## Work to be completed
Assemble all lines in which the string "更新許可" appears.

[Dataset excerpt]

══════

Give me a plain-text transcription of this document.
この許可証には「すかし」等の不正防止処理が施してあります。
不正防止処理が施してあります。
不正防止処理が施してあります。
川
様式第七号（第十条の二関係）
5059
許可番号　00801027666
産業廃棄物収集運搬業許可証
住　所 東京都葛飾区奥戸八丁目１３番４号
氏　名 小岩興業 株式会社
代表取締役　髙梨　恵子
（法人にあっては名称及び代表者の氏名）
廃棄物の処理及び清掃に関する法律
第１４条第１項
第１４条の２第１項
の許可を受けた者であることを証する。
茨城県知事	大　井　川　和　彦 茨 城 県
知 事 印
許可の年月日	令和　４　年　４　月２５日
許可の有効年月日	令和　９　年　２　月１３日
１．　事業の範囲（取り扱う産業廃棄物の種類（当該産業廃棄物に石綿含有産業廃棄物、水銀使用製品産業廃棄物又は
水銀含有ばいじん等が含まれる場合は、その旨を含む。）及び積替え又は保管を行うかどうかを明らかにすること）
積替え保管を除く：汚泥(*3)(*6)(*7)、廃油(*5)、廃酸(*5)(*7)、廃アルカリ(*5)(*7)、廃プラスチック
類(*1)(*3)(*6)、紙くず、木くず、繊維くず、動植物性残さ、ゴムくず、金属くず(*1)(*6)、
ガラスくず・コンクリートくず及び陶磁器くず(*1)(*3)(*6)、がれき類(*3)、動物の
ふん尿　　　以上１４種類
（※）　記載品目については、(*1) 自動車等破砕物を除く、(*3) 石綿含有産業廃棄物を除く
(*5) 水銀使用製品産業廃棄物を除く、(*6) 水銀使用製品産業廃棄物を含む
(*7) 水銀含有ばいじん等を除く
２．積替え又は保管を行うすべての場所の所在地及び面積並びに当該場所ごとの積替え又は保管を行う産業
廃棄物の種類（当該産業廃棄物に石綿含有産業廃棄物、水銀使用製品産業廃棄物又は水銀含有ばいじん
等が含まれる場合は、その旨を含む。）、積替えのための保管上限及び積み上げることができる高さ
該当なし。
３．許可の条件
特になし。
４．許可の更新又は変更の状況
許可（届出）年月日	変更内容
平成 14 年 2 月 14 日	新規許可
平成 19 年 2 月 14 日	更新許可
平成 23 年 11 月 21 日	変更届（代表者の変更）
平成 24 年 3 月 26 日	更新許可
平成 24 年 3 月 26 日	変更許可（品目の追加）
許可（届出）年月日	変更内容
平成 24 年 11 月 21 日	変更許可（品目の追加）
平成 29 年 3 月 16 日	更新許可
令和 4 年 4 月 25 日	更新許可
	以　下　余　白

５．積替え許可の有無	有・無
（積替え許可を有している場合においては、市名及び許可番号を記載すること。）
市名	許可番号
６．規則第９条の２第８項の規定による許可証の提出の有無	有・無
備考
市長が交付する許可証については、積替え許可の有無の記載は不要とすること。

══════

## Expected answer
平成 19 年 2 月 14 日	更新許可
平成 24 年 3 月 26 日	更新許可
平成 29 年 3 月 16 日	更新許可
令和 4 年 4 月 25 日	更新許可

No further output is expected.